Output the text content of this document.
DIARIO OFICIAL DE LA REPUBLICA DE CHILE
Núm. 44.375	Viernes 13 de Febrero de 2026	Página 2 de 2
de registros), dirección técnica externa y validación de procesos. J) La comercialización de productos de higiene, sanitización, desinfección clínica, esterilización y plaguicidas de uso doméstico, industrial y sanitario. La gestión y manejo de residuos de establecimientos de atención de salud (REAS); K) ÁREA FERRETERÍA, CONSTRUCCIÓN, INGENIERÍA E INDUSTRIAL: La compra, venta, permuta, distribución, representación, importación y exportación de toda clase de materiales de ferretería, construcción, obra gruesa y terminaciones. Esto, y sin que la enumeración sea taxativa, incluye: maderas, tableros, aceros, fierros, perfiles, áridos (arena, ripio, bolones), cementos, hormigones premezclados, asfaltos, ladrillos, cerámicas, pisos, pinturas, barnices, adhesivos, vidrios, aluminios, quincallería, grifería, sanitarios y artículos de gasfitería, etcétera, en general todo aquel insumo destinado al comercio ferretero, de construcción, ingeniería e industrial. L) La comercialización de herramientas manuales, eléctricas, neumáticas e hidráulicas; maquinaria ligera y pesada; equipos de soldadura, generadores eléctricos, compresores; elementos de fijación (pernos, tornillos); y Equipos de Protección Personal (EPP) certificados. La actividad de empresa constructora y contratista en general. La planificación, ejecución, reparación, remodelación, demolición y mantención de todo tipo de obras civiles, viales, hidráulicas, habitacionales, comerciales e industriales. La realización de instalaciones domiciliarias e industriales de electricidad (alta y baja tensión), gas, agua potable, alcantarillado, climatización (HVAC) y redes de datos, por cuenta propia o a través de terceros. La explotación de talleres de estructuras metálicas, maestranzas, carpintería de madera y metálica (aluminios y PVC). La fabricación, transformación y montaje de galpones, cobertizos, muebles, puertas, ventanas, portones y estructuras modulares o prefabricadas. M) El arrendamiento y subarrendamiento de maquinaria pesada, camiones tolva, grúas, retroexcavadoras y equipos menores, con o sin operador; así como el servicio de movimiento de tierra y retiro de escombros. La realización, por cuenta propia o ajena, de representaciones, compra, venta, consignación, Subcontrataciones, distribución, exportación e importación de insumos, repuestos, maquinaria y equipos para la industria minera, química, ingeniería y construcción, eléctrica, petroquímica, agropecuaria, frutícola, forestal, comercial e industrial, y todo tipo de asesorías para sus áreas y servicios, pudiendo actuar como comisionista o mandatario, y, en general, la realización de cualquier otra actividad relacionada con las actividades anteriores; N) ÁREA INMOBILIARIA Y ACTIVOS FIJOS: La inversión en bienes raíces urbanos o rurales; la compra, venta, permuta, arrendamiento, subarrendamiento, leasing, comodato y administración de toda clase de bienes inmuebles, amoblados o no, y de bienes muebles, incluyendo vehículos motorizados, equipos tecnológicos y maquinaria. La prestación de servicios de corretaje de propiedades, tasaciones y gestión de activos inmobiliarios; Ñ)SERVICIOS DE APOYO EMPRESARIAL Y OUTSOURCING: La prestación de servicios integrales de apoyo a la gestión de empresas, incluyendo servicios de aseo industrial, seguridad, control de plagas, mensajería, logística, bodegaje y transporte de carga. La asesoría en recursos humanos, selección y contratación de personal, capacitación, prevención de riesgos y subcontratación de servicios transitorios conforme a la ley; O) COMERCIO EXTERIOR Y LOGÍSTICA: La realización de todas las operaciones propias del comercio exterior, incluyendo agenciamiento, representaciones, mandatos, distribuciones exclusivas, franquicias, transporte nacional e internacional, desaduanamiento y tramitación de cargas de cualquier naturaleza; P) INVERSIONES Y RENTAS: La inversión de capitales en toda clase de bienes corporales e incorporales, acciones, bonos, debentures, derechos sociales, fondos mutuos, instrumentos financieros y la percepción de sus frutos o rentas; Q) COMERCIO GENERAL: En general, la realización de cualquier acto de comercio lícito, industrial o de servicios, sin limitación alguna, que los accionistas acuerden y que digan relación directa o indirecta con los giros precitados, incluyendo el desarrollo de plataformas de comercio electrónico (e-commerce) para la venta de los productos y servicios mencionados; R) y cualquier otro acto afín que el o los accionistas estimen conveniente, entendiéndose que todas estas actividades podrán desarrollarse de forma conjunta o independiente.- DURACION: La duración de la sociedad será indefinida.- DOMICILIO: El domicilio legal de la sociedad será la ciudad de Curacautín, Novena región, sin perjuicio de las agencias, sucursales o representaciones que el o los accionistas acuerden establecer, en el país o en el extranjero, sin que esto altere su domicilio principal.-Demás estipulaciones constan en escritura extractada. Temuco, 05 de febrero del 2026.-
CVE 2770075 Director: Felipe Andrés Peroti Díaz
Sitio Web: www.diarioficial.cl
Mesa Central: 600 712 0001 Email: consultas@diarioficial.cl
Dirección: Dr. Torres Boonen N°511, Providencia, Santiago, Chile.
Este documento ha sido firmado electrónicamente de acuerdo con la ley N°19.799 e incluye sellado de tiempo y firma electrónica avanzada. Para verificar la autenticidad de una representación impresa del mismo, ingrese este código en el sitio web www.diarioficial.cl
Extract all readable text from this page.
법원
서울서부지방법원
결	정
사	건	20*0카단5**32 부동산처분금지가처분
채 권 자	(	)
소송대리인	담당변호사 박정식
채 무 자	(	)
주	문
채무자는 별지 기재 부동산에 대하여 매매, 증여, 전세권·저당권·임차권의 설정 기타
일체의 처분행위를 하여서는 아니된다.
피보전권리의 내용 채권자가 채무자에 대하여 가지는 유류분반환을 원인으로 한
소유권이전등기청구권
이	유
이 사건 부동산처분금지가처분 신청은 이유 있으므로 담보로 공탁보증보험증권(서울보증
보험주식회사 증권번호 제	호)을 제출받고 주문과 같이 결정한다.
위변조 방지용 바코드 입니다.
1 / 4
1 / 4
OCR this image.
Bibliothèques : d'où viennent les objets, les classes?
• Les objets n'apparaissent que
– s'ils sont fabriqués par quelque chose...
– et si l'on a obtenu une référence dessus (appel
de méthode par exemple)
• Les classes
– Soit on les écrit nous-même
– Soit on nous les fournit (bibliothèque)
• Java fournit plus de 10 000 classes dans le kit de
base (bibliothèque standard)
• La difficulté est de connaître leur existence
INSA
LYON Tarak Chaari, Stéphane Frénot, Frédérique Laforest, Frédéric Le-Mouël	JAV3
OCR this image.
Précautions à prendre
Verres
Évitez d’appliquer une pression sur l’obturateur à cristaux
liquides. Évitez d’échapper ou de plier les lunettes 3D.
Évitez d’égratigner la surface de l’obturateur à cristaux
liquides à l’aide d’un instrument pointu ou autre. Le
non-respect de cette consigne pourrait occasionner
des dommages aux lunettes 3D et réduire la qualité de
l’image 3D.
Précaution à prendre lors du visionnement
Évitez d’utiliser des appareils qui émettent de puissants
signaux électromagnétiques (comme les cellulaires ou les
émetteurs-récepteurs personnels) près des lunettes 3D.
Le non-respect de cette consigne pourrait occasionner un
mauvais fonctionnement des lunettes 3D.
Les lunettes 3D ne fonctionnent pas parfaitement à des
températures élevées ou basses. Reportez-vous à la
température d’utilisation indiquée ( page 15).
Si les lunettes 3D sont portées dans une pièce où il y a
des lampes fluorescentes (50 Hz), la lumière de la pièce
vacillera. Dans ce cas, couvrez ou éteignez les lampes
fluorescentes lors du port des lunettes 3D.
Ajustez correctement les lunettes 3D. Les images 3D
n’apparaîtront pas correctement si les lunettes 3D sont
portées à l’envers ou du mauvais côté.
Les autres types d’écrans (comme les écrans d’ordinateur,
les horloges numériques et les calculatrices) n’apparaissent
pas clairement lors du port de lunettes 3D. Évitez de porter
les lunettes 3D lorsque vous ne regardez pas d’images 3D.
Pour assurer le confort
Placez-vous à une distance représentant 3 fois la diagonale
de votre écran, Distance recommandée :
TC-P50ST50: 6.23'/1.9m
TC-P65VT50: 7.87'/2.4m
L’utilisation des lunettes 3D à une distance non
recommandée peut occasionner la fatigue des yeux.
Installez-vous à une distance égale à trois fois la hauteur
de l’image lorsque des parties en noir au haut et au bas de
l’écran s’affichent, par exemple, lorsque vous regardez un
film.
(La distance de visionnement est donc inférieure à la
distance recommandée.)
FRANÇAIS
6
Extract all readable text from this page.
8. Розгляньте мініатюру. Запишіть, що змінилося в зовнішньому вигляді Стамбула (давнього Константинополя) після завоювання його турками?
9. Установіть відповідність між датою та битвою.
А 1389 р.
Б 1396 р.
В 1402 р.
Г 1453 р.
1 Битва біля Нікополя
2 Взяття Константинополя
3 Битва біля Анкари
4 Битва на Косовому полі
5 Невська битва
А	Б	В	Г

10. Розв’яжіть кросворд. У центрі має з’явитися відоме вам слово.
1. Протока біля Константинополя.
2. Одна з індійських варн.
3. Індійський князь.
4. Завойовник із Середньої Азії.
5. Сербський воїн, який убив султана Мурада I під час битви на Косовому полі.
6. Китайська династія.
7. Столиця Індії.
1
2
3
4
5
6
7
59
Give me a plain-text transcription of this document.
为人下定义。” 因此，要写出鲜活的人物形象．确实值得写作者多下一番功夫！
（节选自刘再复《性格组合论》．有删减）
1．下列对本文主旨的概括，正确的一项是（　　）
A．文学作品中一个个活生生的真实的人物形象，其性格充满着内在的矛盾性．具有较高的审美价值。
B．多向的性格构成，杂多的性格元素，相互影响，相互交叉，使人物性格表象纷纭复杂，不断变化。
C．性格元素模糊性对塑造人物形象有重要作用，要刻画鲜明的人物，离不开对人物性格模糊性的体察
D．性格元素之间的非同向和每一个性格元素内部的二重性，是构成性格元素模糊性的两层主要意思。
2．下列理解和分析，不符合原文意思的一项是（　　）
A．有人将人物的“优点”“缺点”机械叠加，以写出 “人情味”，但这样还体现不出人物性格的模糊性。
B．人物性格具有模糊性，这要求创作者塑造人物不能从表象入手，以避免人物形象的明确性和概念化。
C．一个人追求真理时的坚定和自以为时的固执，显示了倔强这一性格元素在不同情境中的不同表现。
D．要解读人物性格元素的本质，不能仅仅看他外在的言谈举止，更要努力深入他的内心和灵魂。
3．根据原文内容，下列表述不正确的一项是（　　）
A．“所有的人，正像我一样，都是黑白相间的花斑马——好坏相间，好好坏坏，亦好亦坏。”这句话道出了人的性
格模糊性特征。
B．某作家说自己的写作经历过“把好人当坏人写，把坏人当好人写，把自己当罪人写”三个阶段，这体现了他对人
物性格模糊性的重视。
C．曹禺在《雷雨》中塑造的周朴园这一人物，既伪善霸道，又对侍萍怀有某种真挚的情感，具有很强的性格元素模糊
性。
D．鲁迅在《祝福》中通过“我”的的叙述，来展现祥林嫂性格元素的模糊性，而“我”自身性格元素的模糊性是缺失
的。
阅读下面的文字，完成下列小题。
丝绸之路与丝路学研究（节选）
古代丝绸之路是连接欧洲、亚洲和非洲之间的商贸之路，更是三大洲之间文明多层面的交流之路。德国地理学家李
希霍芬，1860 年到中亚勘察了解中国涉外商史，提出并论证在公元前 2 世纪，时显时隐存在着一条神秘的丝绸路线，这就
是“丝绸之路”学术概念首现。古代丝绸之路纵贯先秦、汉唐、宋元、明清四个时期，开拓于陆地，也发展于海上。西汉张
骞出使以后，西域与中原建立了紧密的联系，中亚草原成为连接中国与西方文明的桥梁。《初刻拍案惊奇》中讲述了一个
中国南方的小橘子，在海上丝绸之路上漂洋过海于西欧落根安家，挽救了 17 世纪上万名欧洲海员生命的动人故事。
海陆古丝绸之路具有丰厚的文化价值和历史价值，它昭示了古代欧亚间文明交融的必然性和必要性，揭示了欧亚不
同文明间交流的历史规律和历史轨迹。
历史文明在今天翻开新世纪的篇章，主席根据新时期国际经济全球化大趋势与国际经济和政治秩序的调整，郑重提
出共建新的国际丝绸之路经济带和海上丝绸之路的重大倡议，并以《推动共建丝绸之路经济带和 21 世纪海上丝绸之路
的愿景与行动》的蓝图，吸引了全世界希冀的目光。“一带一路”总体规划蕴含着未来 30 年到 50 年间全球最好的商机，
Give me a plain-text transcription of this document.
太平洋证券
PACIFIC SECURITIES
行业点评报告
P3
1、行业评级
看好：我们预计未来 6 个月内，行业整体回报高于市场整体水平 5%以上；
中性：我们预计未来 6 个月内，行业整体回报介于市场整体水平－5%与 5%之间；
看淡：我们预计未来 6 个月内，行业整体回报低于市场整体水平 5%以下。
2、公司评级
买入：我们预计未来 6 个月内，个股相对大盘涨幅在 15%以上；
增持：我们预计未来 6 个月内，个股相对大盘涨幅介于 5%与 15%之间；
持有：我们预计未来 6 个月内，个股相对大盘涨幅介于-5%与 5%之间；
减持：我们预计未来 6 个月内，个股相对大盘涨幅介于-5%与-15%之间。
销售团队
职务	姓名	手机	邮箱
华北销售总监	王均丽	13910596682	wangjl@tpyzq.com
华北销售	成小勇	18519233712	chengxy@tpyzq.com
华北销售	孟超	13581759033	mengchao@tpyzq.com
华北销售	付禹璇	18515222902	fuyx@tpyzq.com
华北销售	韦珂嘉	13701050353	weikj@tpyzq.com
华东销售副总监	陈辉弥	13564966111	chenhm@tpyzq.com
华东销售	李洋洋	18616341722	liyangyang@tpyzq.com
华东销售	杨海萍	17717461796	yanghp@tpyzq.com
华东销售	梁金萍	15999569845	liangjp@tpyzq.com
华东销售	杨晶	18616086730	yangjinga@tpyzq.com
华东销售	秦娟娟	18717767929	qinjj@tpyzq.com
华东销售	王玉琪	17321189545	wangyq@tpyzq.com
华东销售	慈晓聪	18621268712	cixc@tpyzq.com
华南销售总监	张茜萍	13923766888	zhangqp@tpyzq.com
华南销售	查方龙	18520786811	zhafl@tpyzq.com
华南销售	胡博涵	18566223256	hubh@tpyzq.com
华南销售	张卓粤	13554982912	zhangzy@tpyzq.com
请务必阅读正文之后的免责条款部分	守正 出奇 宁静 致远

──────────────────────────────

● **WHAT THIS TASK INVOLVES**: Go through the listing above and list every line that has the word "cristaux".

● **SOLUTION TO THE PROBLEM**:
Évitez d’appliquer une pression sur l’obturateur à cristaux
Évitez d’égratigner la surface de l’obturateur à cristaux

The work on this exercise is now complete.